Figure collection entries:

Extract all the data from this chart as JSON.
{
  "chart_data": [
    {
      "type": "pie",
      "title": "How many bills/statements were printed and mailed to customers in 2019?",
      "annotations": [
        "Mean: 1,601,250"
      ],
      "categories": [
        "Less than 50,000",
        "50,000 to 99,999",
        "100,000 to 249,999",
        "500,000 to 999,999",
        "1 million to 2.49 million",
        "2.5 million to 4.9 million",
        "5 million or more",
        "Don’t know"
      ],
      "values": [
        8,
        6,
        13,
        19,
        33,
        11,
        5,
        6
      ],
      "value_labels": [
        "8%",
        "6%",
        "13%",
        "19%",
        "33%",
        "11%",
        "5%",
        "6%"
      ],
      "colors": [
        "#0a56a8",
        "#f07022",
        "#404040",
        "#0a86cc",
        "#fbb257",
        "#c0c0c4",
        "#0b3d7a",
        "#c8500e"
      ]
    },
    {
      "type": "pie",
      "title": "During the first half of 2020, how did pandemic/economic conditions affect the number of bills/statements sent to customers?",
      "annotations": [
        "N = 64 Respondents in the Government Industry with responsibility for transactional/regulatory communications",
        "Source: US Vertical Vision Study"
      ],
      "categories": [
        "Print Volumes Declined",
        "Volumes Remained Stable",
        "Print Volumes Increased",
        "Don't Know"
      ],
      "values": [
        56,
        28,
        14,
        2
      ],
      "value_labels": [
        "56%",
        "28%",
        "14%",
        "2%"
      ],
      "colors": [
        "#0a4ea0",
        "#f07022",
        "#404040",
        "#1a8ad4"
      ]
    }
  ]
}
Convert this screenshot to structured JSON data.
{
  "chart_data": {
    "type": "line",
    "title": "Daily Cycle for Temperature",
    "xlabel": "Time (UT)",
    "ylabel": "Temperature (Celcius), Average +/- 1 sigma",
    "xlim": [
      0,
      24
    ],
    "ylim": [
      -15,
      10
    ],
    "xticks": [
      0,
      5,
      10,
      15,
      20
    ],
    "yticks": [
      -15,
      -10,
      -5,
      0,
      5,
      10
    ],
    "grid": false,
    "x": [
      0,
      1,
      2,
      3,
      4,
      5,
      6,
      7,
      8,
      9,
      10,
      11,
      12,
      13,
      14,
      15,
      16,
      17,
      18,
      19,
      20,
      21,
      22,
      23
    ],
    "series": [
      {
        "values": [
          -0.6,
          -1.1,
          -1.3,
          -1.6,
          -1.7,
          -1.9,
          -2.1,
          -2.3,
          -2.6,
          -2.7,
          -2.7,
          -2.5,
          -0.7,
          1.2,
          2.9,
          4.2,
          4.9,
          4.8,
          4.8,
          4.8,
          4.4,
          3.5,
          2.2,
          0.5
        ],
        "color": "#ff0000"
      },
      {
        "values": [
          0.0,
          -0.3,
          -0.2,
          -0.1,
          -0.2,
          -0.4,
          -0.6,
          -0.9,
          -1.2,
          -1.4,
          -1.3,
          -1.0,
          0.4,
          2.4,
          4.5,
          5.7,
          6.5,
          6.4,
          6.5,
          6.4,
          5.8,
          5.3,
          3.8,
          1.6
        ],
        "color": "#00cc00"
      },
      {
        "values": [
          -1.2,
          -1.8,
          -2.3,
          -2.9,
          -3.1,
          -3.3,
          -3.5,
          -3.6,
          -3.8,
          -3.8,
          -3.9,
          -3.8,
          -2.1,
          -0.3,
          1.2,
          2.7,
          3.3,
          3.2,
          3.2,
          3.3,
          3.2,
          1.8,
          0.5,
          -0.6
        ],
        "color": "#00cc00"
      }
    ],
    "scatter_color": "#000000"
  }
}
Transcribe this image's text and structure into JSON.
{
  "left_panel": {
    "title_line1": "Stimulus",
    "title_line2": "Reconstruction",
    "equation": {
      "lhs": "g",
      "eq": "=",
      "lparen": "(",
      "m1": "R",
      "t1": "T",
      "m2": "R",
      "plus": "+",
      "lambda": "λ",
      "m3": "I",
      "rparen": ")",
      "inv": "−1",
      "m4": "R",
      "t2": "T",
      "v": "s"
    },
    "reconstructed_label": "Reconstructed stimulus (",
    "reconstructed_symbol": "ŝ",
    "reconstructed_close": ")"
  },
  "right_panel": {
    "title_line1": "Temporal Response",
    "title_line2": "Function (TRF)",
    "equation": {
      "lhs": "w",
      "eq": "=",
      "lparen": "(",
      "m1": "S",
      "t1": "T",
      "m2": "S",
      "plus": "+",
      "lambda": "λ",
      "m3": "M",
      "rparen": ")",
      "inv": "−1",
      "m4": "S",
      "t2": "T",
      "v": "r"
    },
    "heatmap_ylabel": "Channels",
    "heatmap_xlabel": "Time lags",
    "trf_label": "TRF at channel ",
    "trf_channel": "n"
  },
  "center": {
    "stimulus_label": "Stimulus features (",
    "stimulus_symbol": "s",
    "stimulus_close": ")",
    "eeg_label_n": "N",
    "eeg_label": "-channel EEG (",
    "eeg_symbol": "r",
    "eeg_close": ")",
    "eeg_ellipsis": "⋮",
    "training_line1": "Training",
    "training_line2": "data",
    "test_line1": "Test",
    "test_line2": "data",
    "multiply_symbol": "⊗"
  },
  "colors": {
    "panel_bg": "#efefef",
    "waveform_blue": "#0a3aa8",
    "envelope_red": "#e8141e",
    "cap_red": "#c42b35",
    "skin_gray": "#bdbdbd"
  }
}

**Task instructions:** Return all of the entries word for word.

**Full answer:**
Extract all the data from this chart as JSON.
{
  "chart_data": [
    {
      "type": "pie",
      "title": "How many bills/statements were printed and mailed to customers in 2019?",
      "annotations": [
        "Mean: 1,601,250"
      ],
      "categories": [
        "Less than 50,000",
        "50,000 to 99,999",
        "100,000 to 249,999",
        "500,000 to 999,999",
        "1 million to 2.49 million",
        "2.5 million to 4.9 million",
        "5 million or more",
        "Don’t know"
      ],
      "values": [
        8,
        6,
        13,
        19,
        33,
        11,
        5,
        6
      ],
      "value_labels": [
        "8%",
        "6%",
        "13%",
        "19%",
        "33%",
        "11%",
        "5%",
        "6%"
      ],
      "colors": [
        "#0a56a8",
        "#f07022",
        "#404040",
        "#0a86cc",
        "#fbb257",
        "#c0c0c4",
        "#0b3d7a",
        "#c8500e"
      ]
    },
    {
      "type": "pie",
      "title": "During the first half of 2020, how did pandemic/economic conditions affect the number of bills/statements sent to customers?",
      "annotations": [
        "N = 64 Respondents in the Government Industry with responsibility for transactional/regulatory communications",
        "Source: US Vertical Vision Study"
      ],
      "categories": [
        "Print Volumes Declined",
        "Volumes Remained Stable",
        "Print Volumes Increased",
        "Don't Know"
      ],
      "values": [
        56,
        28,
        14,
        2
      ],
      "value_labels": [
        "56%",
        "28%",
        "14%",
        "2%"
      ],
      "colors": [
        "#0a4ea0",
        "#f07022",
        "#404040",
        "#1a8ad4"
      ]
    }
  ]
}
Convert this screenshot to structured JSON data.
{
  "chart_data": {
    "type": "line",
    "title": "Daily Cycle for Temperature",
    "xlabel": "Time (UT)",
    "ylabel": "Temperature (Celcius), Average +/- 1 sigma",
    "xlim": [
      0,
      24
    ],
    "ylim": [
      -15,
      10
    ],
    "xticks": [
      0,
      5,
      10,
      15,
      20
    ],
    "yticks": [
      -15,
      -10,
      -5,
      0,
      5,
      10
    ],
    "grid": false,
    "x": [
      0,
      1,
      2,
      3,
      4,
      5,
      6,
      7,
      8,
      9,
      10,
      11,
      12,
      13,
      14,
      15,
      16,
      17,
      18,
      19,
      20,
      21,
      22,
      23
    ],
    "series": [
      {
        "values": [
          -0.6,
          -1.1,
          -1.3,
          -1.6,
          -1.7,
          -1.9,
          -2.1,
          -2.3,
          -2.6,
          -2.7,
          -2.7,
          -2.5,
          -0.7,
          1.2,
          2.9,
          4.2,
          4.9,
          4.8,
          4.8,
          4.8,
          4.4,
          3.5,
          2.2,
          0.5
        ],
        "color": "#ff0000"
      },
      {
        "values": [
          0.0,
          -0.3,
          -0.2,
          -0.1,
          -0.2,
          -0.4,
          -0.6,
          -0.9,
          -1.2,
          -1.4,
          -1.3,
          -1.0,
          0.4,
          2.4,
          4.5,
          5.7,
          6.5,
          6.4,
          6.5,
          6.4,
          5.8,
          5.3,
          3.8,
          1.6
        ],
        "color": "#00cc00"
      },
      {
        "values": [
          -1.2,
          -1.8,
          -2.3,
          -2.9,
          -3.1,
          -3.3,
          -3.5,
          -3.6,
          -3.8,
          -3.8,
          -3.9,
          -3.8,
          -2.1,
          -0.3,
          1.2,
          2.7,
          3.3,
          3.2,
          3.2,
          3.3,
          3.2,
          1.8,
          0.5,
          -0.6
        ],
        "color": "#00cc00"
      }
    ],
    "scatter_color": "#000000"
  }
}
Transcribe this image's text and structure into JSON.
{
  "left_panel": {
    "title_line1": "Stimulus",
    "title_line2": "Reconstruction",
    "equation": {
      "lhs": "g",
      "eq": "=",
      "lparen": "(",
      "m1": "R",
      "t1": "T",
      "m2": "R",
      "plus": "+",
      "lambda": "λ",
      "m3": "I",
      "rparen": ")",
      "inv": "−1",
      "m4": "R",
      "t2": "T",
      "v": "s"
    },
    "reconstructed_label": "Reconstructed stimulus (",
    "reconstructed_symbol": "ŝ",
    "reconstructed_close": ")"
  },
  "right_panel": {
    "title_line1": "Temporal Response",
    "title_line2": "Function (TRF)",
    "equation": {
      "lhs": "w",
      "eq": "=",
      "lparen": "(",
      "m1": "S",
      "t1": "T",
      "m2": "S",
      "plus": "+",
      "lambda": "λ",
      "m3": "M",
      "rparen": ")",
      "inv": "−1",
      "m4": "S",
      "t2": "T",
      "v": "r"
    },
    "heatmap_ylabel": "Channels",
    "heatmap_xlabel": "Time lags",
    "trf_label": "TRF at channel ",
    "trf_channel": "n"
  },
  "center": {
    "stimulus_label": "Stimulus features (",
    "stimulus_symbol": "s",
    "stimulus_close": ")",
    "eeg_label_n": "N",
    "eeg_label": "-channel EEG (",
    "eeg_symbol": "r",
    "eeg_close": ")",
    "eeg_ellipsis": "⋮",
    "training_line1": "Training",
    "training_line2": "data",
    "test_line1": "Test",
    "test_line2": "data",
    "multiply_symbol": "⊗"
  },
  "colors": {
    "panel_bg": "#efefef",
    "waveform_blue": "#0a3aa8",
    "envelope_red": "#e8141e",
    "cap_red": "#c42b35",
    "skin_gray": "#bdbdbd"
  }
}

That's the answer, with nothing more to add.